╭─ SOURCE TEXT
Rewrite the code to only tokenize the text using nlp.make_doc.

In [25]:
text = "Chick-fil-A is an American fast food restaurant chain headquartered in the city of College Park, Georgia, specializing in chicken sandwiches."

# Only tokenize the text
doc = nlp.make_doc(text)

print([token.text for token in doc])

['Chick', '-', 'fil', '-', 'A', 'is', 'an', 'American', 'fast', 'food', 'restaurant', 'chain', 'headquartered', 'in', 'the', 'city', 'of', 'College', 'Park', ',', 'Georgia', ',', 'specializing', 'in', 'chicken', 'sandwiches', '.']


1. Disable the tagger and parser using the nlp.disable_pipes method.
2. Process the text and print all entities in the doc.

In [26]:
text = "Chick-fil-A is an American fast food restaurant chain headquartered in the city of College Park, Georgia, specializing in chicken sandwiches."

# Disable the tagger and parser
with nlp.disable_pipes('tagger', 'parser'):
    # Process the text
    doc = nlp(text)
    # Print the entities in the doc
    print(doc.ents)

This document is 27 tokens long.
(American, College Park, Georgia)
╰─
**BRIEF 1:**
Transcribe from the spaCy notebook excerpt the part that opens with the words containing "2. Process the" and closes with "College Park, Georgia)".
**BRIEF 2:**
In the spaCy notebook excerpt, which entities are printed after the tagger and parser are disabled?
╭─ EXTRACTED INFORMATION
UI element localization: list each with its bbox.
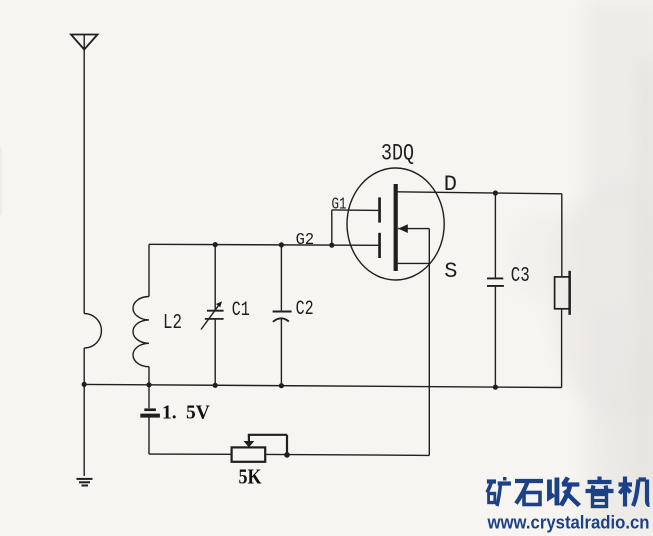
svg-text:C2: C2 bbox=[296, 298, 314, 321]
svg-text:G1: G1 bbox=[332, 196, 347, 215]
svg-text:3DQ: 3DQ bbox=[381, 141, 414, 167]
svg-text:1.: 1. bbox=[162, 403, 177, 424]
svg-text:L2: L2 bbox=[163, 312, 182, 335]
svg-text:5V: 5V bbox=[186, 403, 210, 424]
svg-text:G2: G2 bbox=[296, 231, 315, 250]
svg-text:5K: 5K bbox=[239, 465, 263, 489]
svg-text:S: S bbox=[444, 259, 457, 284]
svg-text:www.crystalradio.cn: www.crystalradio.cn bbox=[487, 513, 650, 533]
svg-text:D: D bbox=[444, 172, 457, 197]
svg-text:C3: C3 bbox=[511, 265, 530, 288]
svg-text:C1: C1 bbox=[232, 299, 250, 322]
╰─
**SOLUTION 1:**
2. Process the text and print all entities in the doc.

In [26]:
text = "Chick-fil-A is an American fast food restaurant chain headquartered in the city of College Park, Georgia, specializing in chicken sandwiches."

# Disable the tagger and parser
with nlp.disable_pipes('tagger', 'parser'):
    # Process the text
    doc = nlp(text)
    # Print the entities in the doc
    print(doc.ents)

This document is 27 tokens long.
(American, College Park, Georgia)

**SOLUTION 2:**
American, College Park, and Georgia.